(Stored items)
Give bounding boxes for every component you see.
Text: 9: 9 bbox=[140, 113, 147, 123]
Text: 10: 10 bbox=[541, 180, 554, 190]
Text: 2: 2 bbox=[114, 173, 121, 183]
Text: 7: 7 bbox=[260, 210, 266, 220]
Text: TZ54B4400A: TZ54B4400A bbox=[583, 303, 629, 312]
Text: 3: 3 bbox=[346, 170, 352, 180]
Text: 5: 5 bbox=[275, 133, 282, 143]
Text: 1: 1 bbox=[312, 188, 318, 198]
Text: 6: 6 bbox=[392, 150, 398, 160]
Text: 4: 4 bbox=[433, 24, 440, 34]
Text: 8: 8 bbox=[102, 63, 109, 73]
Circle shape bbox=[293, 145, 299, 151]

### Stated exercise
Copy out every line of the material word for word, leaving nothing out.

### The answer
Give bounding boxes for every component you see.
Text: 9: 9 bbox=[140, 113, 147, 123]
Text: 10: 10 bbox=[541, 180, 554, 190]
Text: 2: 2 bbox=[114, 173, 121, 183]
Text: 7: 7 bbox=[260, 210, 266, 220]
Text: TZ54B4400A: TZ54B4400A bbox=[583, 303, 629, 312]
Text: 3: 3 bbox=[346, 170, 352, 180]
Text: 5: 5 bbox=[275, 133, 282, 143]
Text: 1: 1 bbox=[312, 188, 318, 198]
Text: 6: 6 bbox=[392, 150, 398, 160]
Text: 4: 4 bbox=[433, 24, 440, 34]
Text: 8: 8 bbox=[102, 63, 109, 73]
Circle shape bbox=[293, 145, 299, 151]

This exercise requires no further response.